DATA FOR THE TASK:
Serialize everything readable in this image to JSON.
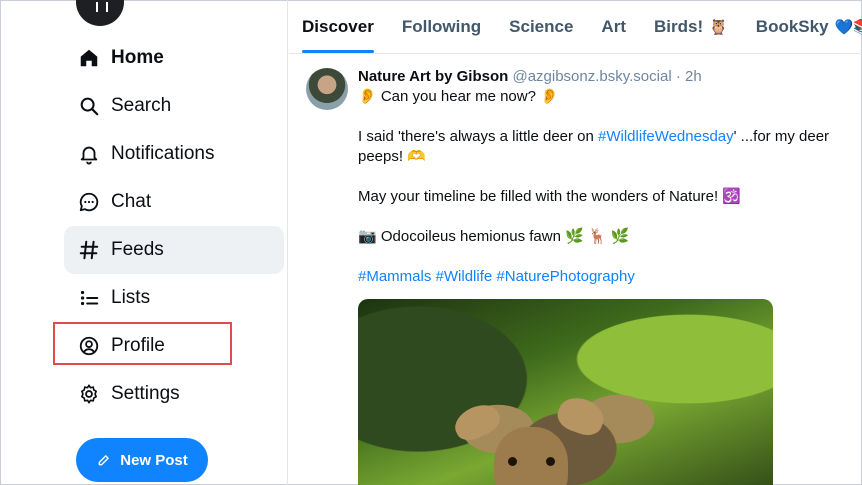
{
  "sidebar": {
    "items": [
      {
        "label": "Home",
        "icon": "home-icon"
      },
      {
        "label": "Search",
        "icon": "search-icon"
      },
      {
        "label": "Notifications",
        "icon": "bell-icon"
      },
      {
        "label": "Chat",
        "icon": "chat-icon"
      },
      {
        "label": "Feeds",
        "icon": "hash-icon"
      },
      {
        "label": "Lists",
        "icon": "list-icon"
      },
      {
        "label": "Profile",
        "icon": "user-circle-icon"
      },
      {
        "label": "Settings",
        "icon": "gear-icon"
      }
    ],
    "new_post_label": "New Post"
  },
  "tabs": [
    {
      "label": "Discover",
      "emoji": ""
    },
    {
      "label": "Following",
      "emoji": ""
    },
    {
      "label": "Science",
      "emoji": ""
    },
    {
      "label": "Art",
      "emoji": ""
    },
    {
      "label": "Birds!",
      "emoji": "🦉"
    },
    {
      "label": "BookSky",
      "emoji": "💙📚"
    }
  ],
  "post": {
    "author": "Nature Art by Gibson",
    "handle": "@azgibsonz.bsky.social",
    "time": "· 2h",
    "line1": "👂 Can you hear me now? 👂",
    "line2_pre": "I said 'there's always a little deer on ",
    "line2_link": "#WildlifeWednesday",
    "line2_post": "' ...for my deer",
    "line3": "peeps! 🫶",
    "line4": "May your timeline be filled with the wonders of Nature! 🕉️",
    "line5": "📷 Odocoileus hemionus fawn 🌿 🦌 🌿",
    "hashtags": [
      "#Mammals",
      "#Wildlife",
      "#NaturePhotography"
    ]
  },
  "colors": {
    "accent": "#1083fe",
    "highlight": "#e04b4b"
  }
}
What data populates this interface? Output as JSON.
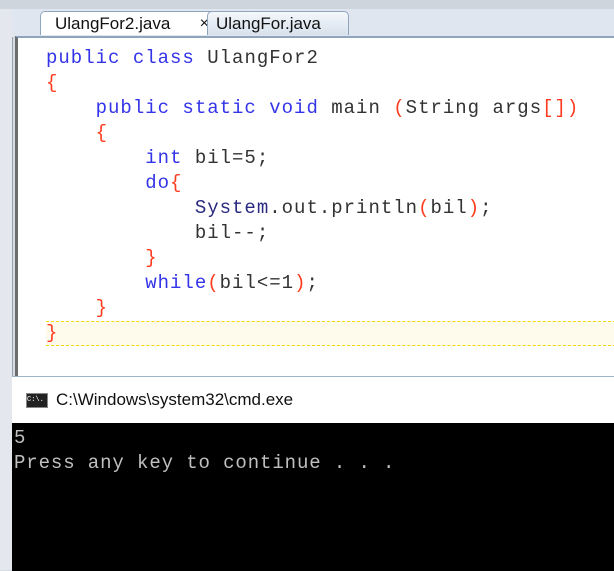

WRITTEN PROBLEM:
Each entry should be repeated exactly as it appears; the pictures stay out.

SOLVED PROBLEM:
Serialize everything readable in this image to JSON.
{
  "sidebar": {
    "items": [
      {
        "label": "Home",
        "icon": "home-icon"
      },
      {
        "label": "Search",
        "icon": "search-icon"
      },
      {
        "label": "Notifications",
        "icon": "bell-icon"
      },
      {
        "label": "Chat",
        "icon": "chat-icon"
      },
      {
        "label": "Feeds",
        "icon": "hash-icon"
      },
      {
        "label": "Lists",
        "icon": "list-icon"
      },
      {
        "label": "Profile",
        "icon": "user-circle-icon"
      },
      {
        "label": "Settings",
        "icon": "gear-icon"
      }
    ],
    "new_post_label": "New Post"
  },
  "tabs": [
    {
      "label": "Discover",
      "emoji": ""
    },
    {
      "label": "Following",
      "emoji": ""
    },
    {
      "label": "Science",
      "emoji": ""
    },
    {
      "label": "Art",
      "emoji": ""
    },
    {
      "label": "Birds!",
      "emoji": "🦉"
    },
    {
      "label": "BookSky",
      "emoji": "💙📚"
    }
  ],
  "post": {
    "author": "Nature Art by Gibson",
    "handle": "@azgibsonz.bsky.social",
    "time": "· 2h",
    "line1": "👂 Can you hear me now? 👂",
    "line2_pre": "I said 'there's always a little deer on ",
    "line2_link": "#WildlifeWednesday",
    "line2_post": "' ...for my deer",
    "line3": "peeps! 🫶",
    "line4": "May your timeline be filled with the wonders of Nature! 🕉️",
    "line5": "📷 Odocoileus hemionus fawn 🌿 🦌 🌿",
    "hashtags": [
      "#Mammals",
      "#Wildlife",
      "#NaturePhotography"
    ]
  },
  "colors": {
    "accent": "#1083fe",
    "highlight": "#e04b4b"
  }
}
What data populates this interface? Output as JSON.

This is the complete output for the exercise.